### Supplied data:
============

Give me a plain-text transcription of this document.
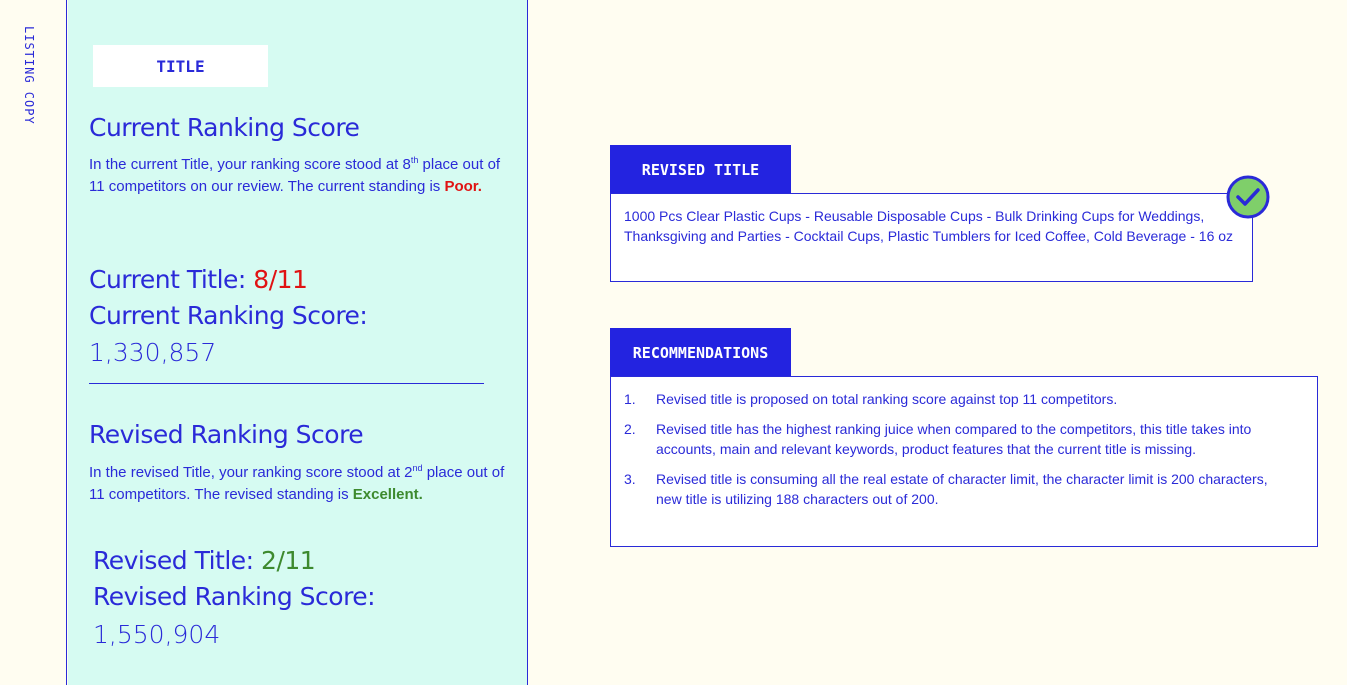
LISTING COPY	TITLE
Current Ranking Score
In the current Title, your ranking score stood at 8th place out of 11 competitors on our review. The current standing is Poor.
Current Title: 8/11
Current Ranking Score:
1,330,857
Revised Ranking Score
In the revised Title, your ranking score stood at 2nd place out of 11 competitors. The revised standing is Excellent.
Revised Title: 2/11
Revised Ranking Score:
1,550,904
REVISED TITLE
1000 Pcs Clear Plastic Cups - Reusable Disposable Cups - Bulk Drinking Cups for Weddings, Thanksgiving and Parties - Cocktail Cups, Plastic Tumblers for Iced Coffee, Cold Beverage - 16 oz
RECOMMENDATIONS
1.	Revised title is proposed on total ranking score against top 11 competitors.
2.	Revised title has the highest ranking juice when compared to the competitors, this title takes into accounts, main and relevant keywords, product features that the current title is missing.
3.	Revised title is consuming all the real estate of character limit, the character limit is 200 characters, new title is utilizing 188 characters out of 200.
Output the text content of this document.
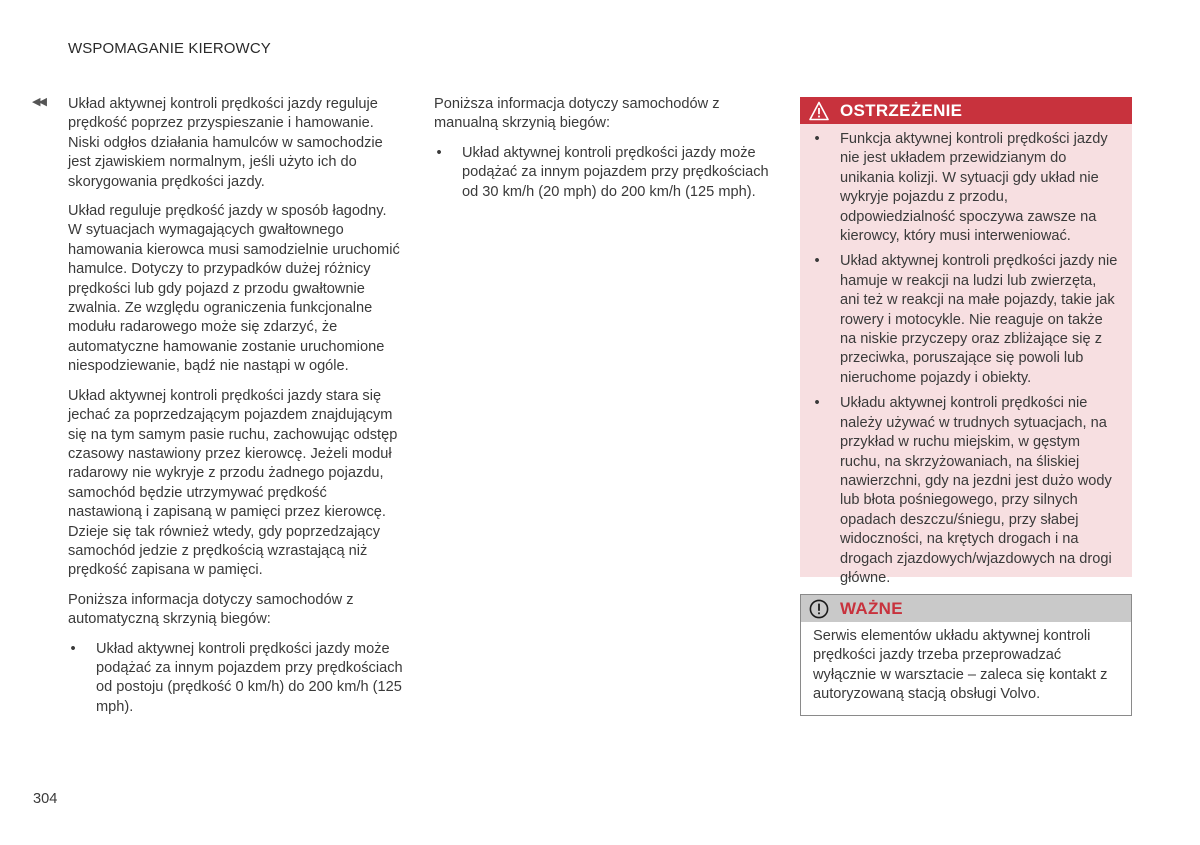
WSPOMAGANIE KIEROWCY
◀◀ Układ aktywnej kontroli prędkości jazdy reguluje prędkość poprzez przyspieszanie i hamowanie. Niski odgłos działania hamulców w samochodzie jest zjawiskiem normalnym, jeśli użyto ich do skorygowania prędkości jazdy.

Układ reguluje prędkość jazdy w sposób łagodny. W sytuacjach wymagających gwałtownego hamowania kierowca musi samodzielnie uruchomić hamulce. Dotyczy to przypadków dużej różnicy prędkości lub gdy pojazd z przodu gwałtownie zwalnia. Ze względu ograniczenia funkcjonalne modułu radarowego może się zdarzyć, że automatyczne hamowanie zostanie uruchomione niespodziewanie, bądź nie nastąpi w ogóle.

Układ aktywnej kontroli prędkości jazdy stara się jechać za poprzedzającym pojazdem znajdującym się na tym samym pasie ruchu, zachowując odstęp czasowy nastawiony przez kierowcę. Jeżeli moduł radarowy nie wykryje z przodu żadnego pojazdu, samochód będzie utrzymywać prędkość nastawioną i zapisaną w pamięci przez kierowcę. Dzieje się tak również wtedy, gdy poprzedzający samochód jedzie z prędkością wzrastającą niż prędkość zapisana w pamięci.

Poniższa informacja dotyczy samochodów z automatyczną skrzynią biegów:

• Układ aktywnej kontroli prędkości jazdy może podążać za innym pojazdem przy prędkościach od postoju (prędkość 0 km/h) do 200 km/h (125 mph).

Poniższa informacja dotyczy samochodów z manualną skrzynią biegów:

• Układ aktywnej kontroli prędkości jazdy może podążać za innym pojazdem przy prędkościach od 30 km/h (20 mph) do 200 km/h (125 mph).
OSTRZEŻENIE
• Funkcja aktywnej kontroli prędkości jazdy nie jest układem przewidzianym do unikania kolizji. W sytuacji gdy układ nie wykryje pojazdu z przodu, odpowiedzialność spoczywa zawsze na kierowcy, który musi interweniować.
• Układ aktywnej kontroli prędkości jazdy nie hamuje w reakcji na ludzi lub zwierzęta, ani też w reakcji na małe pojazdy, takie jak rowery i motocykle. Nie reaguje on także na niskie przyczepy oraz zbliżające się z przeciwka, poruszające się powoli lub nieruchome pojazdy i obiekty.
• Układu aktywnej kontroli prędkości nie należy używać w trudnych sytuacjach, na przykład w ruchu miejskim, w gęstym ruchu, na skrzyżowaniach, na śliskiej nawierzchni, gdy na jezdni jest dużo wody lub błota pośniegowego, przy silnych opadach deszczu/śniegu, przy słabej widoczności, na krętych drogach i na drogach zjazdowych/wjazdowych na drogi główne.
WAŻNE
Serwis elementów układu aktywnej kontroli prędkości jazdy trzeba przeprowadzać wyłącznie w warsztacie – zaleca się kontakt z autoryzowaną stacją obsługi Volvo.
304
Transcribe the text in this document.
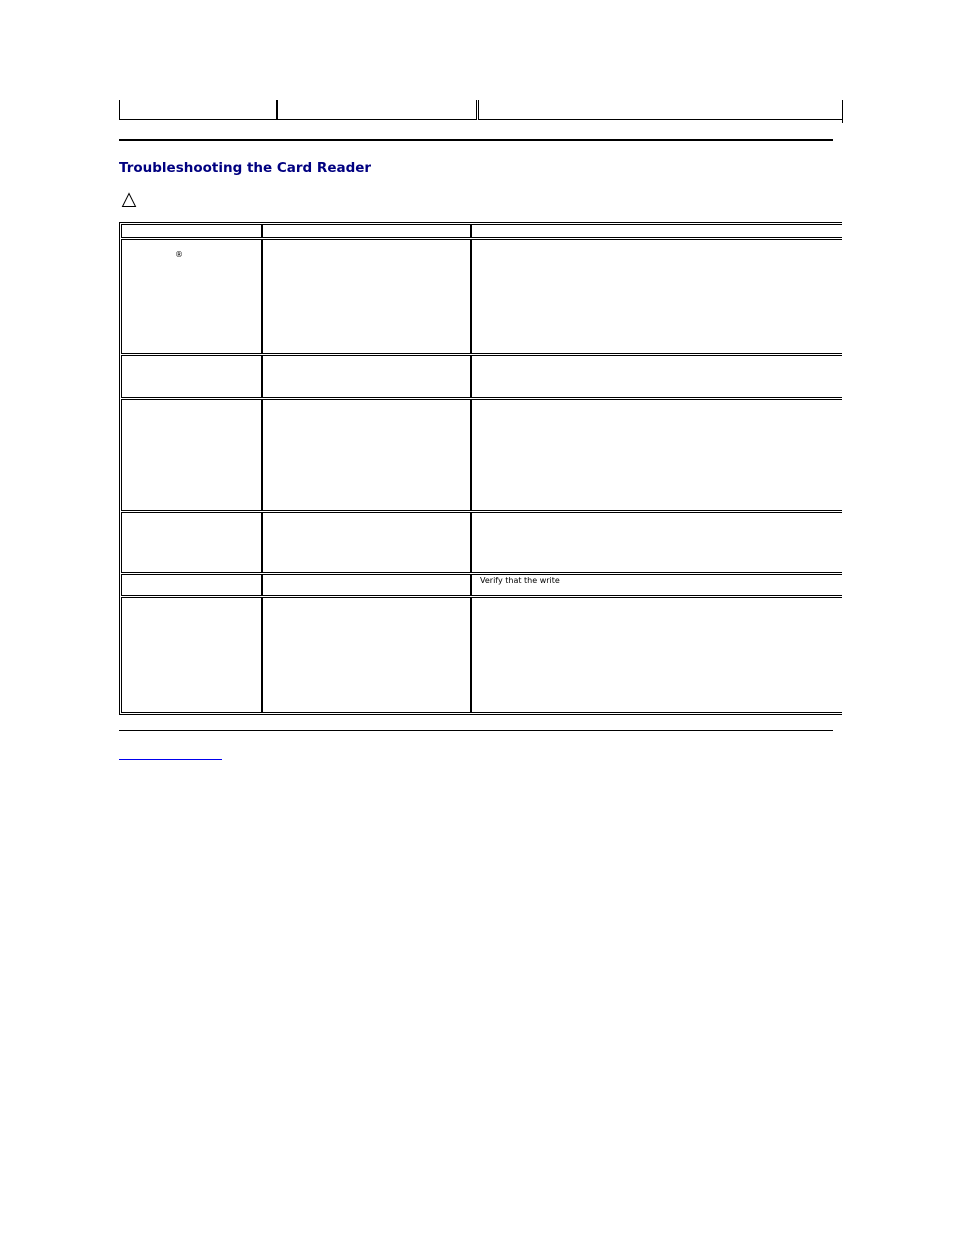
Troubleshooting the Card Reader
®
Verify that the write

============

Leave out the pictures and give the listing above again exactly.

### Written answer:
Give me a plain-text transcription of this document.
LISTING COPY	TITLE
Current Ranking Score
In the current Title, your ranking score stood at 8th place out of 11 competitors on our review. The current standing is Poor.
Current Title: 8/11
Current Ranking Score:
1,330,857
Revised Ranking Score
In the revised Title, your ranking score stood at 2nd place out of 11 competitors. The revised standing is Excellent.
Revised Title: 2/11
Revised Ranking Score:
1,550,904
REVISED TITLE
1000 Pcs Clear Plastic Cups - Reusable Disposable Cups - Bulk Drinking Cups for Weddings, Thanksgiving and Parties - Cocktail Cups, Plastic Tumblers for Iced Coffee, Cold Beverage - 16 oz
RECOMMENDATIONS
1.	Revised title is proposed on total ranking score against top 11 competitors.
2.	Revised title has the highest ranking juice when compared to the competitors, this title takes into accounts, main and relevant keywords, product features that the current title is missing.
3.	Revised title is consuming all the real estate of character limit, the character limit is 200 characters, new title is utilizing 188 characters out of 200.
Output the text content of this document.
WSPOMAGANIE KIEROWCY
◀◀ Układ aktywnej kontroli prędkości jazdy reguluje prędkość poprzez przyspieszanie i hamowanie. Niski odgłos działania hamulców w samochodzie jest zjawiskiem normalnym, jeśli użyto ich do skorygowania prędkości jazdy.

Układ reguluje prędkość jazdy w sposób łagodny. W sytuacjach wymagających gwałtownego hamowania kierowca musi samodzielnie uruchomić hamulce. Dotyczy to przypadków dużej różnicy prędkości lub gdy pojazd z przodu gwałtownie zwalnia. Ze względu ograniczenia funkcjonalne modułu radarowego może się zdarzyć, że automatyczne hamowanie zostanie uruchomione niespodziewanie, bądź nie nastąpi w ogóle.

Układ aktywnej kontroli prędkości jazdy stara się jechać za poprzedzającym pojazdem znajdującym się na tym samym pasie ruchu, zachowując odstęp czasowy nastawiony przez kierowcę. Jeżeli moduł radarowy nie wykryje z przodu żadnego pojazdu, samochód będzie utrzymywać prędkość nastawioną i zapisaną w pamięci przez kierowcę. Dzieje się tak również wtedy, gdy poprzedzający samochód jedzie z prędkością wzrastającą niż prędkość zapisana w pamięci.

Poniższa informacja dotyczy samochodów z automatyczną skrzynią biegów:

• Układ aktywnej kontroli prędkości jazdy może podążać za innym pojazdem przy prędkościach od postoju (prędkość 0 km/h) do 200 km/h (125 mph).

Poniższa informacja dotyczy samochodów z manualną skrzynią biegów:

• Układ aktywnej kontroli prędkości jazdy może podążać za innym pojazdem przy prędkościach od 30 km/h (20 mph) do 200 km/h (125 mph).
OSTRZEŻENIE
• Funkcja aktywnej kontroli prędkości jazdy nie jest układem przewidzianym do unikania kolizji. W sytuacji gdy układ nie wykryje pojazdu z przodu, odpowiedzialność spoczywa zawsze na kierowcy, który musi interweniować.
• Układ aktywnej kontroli prędkości jazdy nie hamuje w reakcji na ludzi lub zwierzęta, ani też w reakcji na małe pojazdy, takie jak rowery i motocykle. Nie reaguje on także na niskie przyczepy oraz zbliżające się z przeciwka, poruszające się powoli lub nieruchome pojazdy i obiekty.
• Układu aktywnej kontroli prędkości nie należy używać w trudnych sytuacjach, na przykład w ruchu miejskim, w gęstym ruchu, na skrzyżowaniach, na śliskiej nawierzchni, gdy na jezdni jest dużo wody lub błota pośniegowego, przy silnych opadach deszczu/śniegu, przy słabej widoczności, na krętych drogach i na drogach zjazdowych/wjazdowych na drogi główne.
WAŻNE
Serwis elementów układu aktywnej kontroli prędkości jazdy trzeba przeprowadzać wyłącznie w warsztacie – zaleca się kontakt z autoryzowaną stacją obsługi Volvo.
304
Transcribe the text in this document.
Troubleshooting the Card Reader
®
Verify that the write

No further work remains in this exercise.